>> begin Source data

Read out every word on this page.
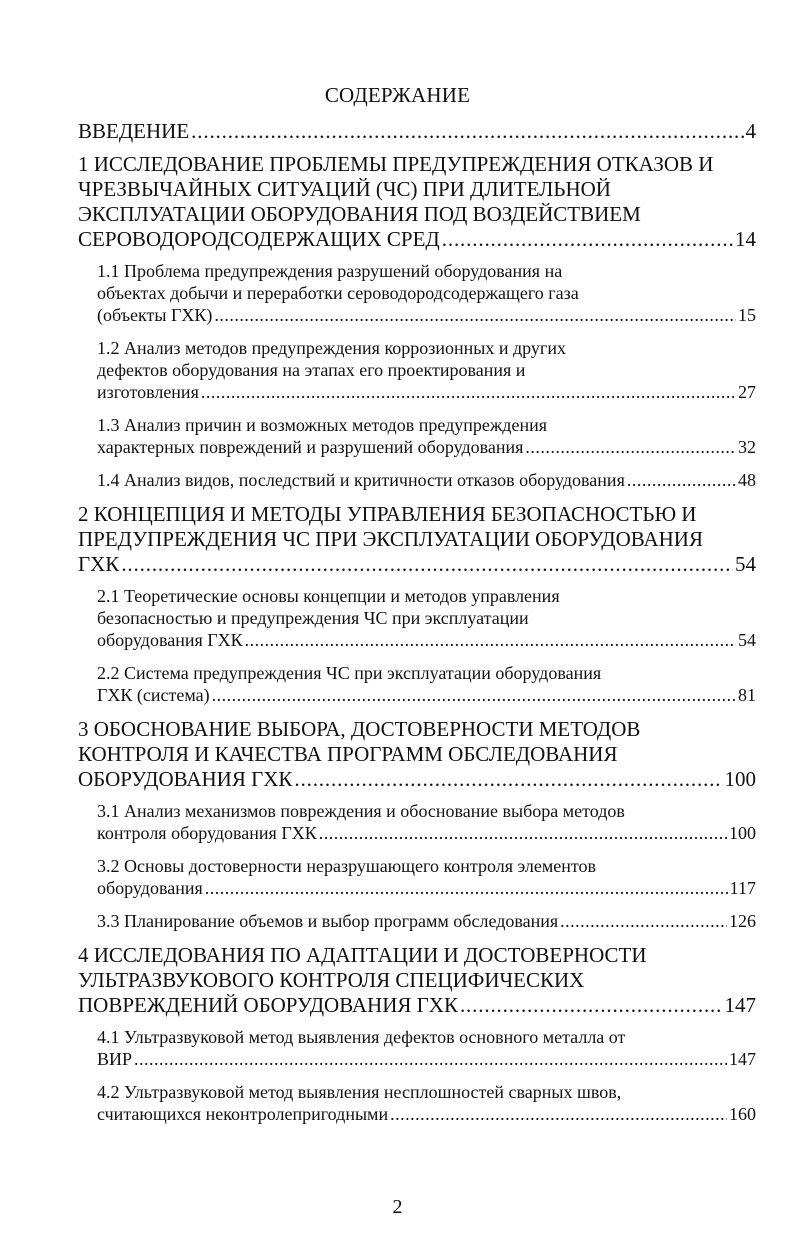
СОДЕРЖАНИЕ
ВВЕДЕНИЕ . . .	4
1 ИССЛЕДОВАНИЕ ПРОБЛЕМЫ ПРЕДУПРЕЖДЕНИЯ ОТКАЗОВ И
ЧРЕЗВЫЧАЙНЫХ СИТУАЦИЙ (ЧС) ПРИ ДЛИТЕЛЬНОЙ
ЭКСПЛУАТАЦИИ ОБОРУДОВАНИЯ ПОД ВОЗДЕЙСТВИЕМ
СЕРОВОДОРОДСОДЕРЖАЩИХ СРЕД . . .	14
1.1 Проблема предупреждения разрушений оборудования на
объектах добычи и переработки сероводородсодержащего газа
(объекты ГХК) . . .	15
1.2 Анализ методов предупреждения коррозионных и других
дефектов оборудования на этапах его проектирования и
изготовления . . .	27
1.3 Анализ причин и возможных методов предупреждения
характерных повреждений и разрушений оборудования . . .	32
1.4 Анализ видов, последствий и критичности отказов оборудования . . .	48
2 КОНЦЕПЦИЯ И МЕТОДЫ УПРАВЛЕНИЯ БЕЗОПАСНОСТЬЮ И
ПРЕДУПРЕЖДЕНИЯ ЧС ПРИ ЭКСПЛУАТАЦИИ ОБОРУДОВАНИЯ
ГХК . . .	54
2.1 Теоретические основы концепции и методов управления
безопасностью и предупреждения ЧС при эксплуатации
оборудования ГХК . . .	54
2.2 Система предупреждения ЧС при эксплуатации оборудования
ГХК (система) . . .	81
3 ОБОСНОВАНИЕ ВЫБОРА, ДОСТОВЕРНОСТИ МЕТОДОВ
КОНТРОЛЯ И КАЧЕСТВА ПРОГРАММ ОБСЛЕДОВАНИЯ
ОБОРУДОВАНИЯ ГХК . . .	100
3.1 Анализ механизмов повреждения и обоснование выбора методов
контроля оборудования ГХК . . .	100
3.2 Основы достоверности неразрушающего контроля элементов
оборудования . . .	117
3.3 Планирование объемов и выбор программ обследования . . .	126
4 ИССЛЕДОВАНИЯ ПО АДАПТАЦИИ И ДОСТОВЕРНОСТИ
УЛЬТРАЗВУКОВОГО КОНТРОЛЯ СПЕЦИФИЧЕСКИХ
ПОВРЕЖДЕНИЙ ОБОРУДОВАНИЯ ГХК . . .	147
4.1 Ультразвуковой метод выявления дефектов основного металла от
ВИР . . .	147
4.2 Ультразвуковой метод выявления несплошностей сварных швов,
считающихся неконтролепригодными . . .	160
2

>> end Source data

### Task to carry out
Strip the images and reproduce the remaining records precisely.

### Solution to this exercise
Read out every word on this page.
СОДЕРЖАНИЕ
ВВЕДЕНИЕ . . .	4
1 ИССЛЕДОВАНИЕ ПРОБЛЕМЫ ПРЕДУПРЕЖДЕНИЯ ОТКАЗОВ И
ЧРЕЗВЫЧАЙНЫХ СИТУАЦИЙ (ЧС) ПРИ ДЛИТЕЛЬНОЙ
ЭКСПЛУАТАЦИИ ОБОРУДОВАНИЯ ПОД ВОЗДЕЙСТВИЕМ
СЕРОВОДОРОДСОДЕРЖАЩИХ СРЕД . . .	14
1.1 Проблема предупреждения разрушений оборудования на
объектах добычи и переработки сероводородсодержащего газа
(объекты ГХК) . . .	15
1.2 Анализ методов предупреждения коррозионных и других
дефектов оборудования на этапах его проектирования и
изготовления . . .	27
1.3 Анализ причин и возможных методов предупреждения
характерных повреждений и разрушений оборудования . . .	32
1.4 Анализ видов, последствий и критичности отказов оборудования . . .	48
2 КОНЦЕПЦИЯ И МЕТОДЫ УПРАВЛЕНИЯ БЕЗОПАСНОСТЬЮ И
ПРЕДУПРЕЖДЕНИЯ ЧС ПРИ ЭКСПЛУАТАЦИИ ОБОРУДОВАНИЯ
ГХК . . .	54
2.1 Теоретические основы концепции и методов управления
безопасностью и предупреждения ЧС при эксплуатации
оборудования ГХК . . .	54
2.2 Система предупреждения ЧС при эксплуатации оборудования
ГХК (система) . . .	81
3 ОБОСНОВАНИЕ ВЫБОРА, ДОСТОВЕРНОСТИ МЕТОДОВ
КОНТРОЛЯ И КАЧЕСТВА ПРОГРАММ ОБСЛЕДОВАНИЯ
ОБОРУДОВАНИЯ ГХК . . .	100
3.1 Анализ механизмов повреждения и обоснование выбора методов
контроля оборудования ГХК . . .	100
3.2 Основы достоверности неразрушающего контроля элементов
оборудования . . .	117
3.3 Планирование объемов и выбор программ обследования . . .	126
4 ИССЛЕДОВАНИЯ ПО АДАПТАЦИИ И ДОСТОВЕРНОСТИ
УЛЬТРАЗВУКОВОГО КОНТРОЛЯ СПЕЦИФИЧЕСКИХ
ПОВРЕЖДЕНИЙ ОБОРУДОВАНИЯ ГХК . . .	147
4.1 Ультразвуковой метод выявления дефектов основного металла от
ВИР . . .	147
4.2 Ультразвуковой метод выявления несплошностей сварных швов,
считающихся неконтролепригодными . . .	160
2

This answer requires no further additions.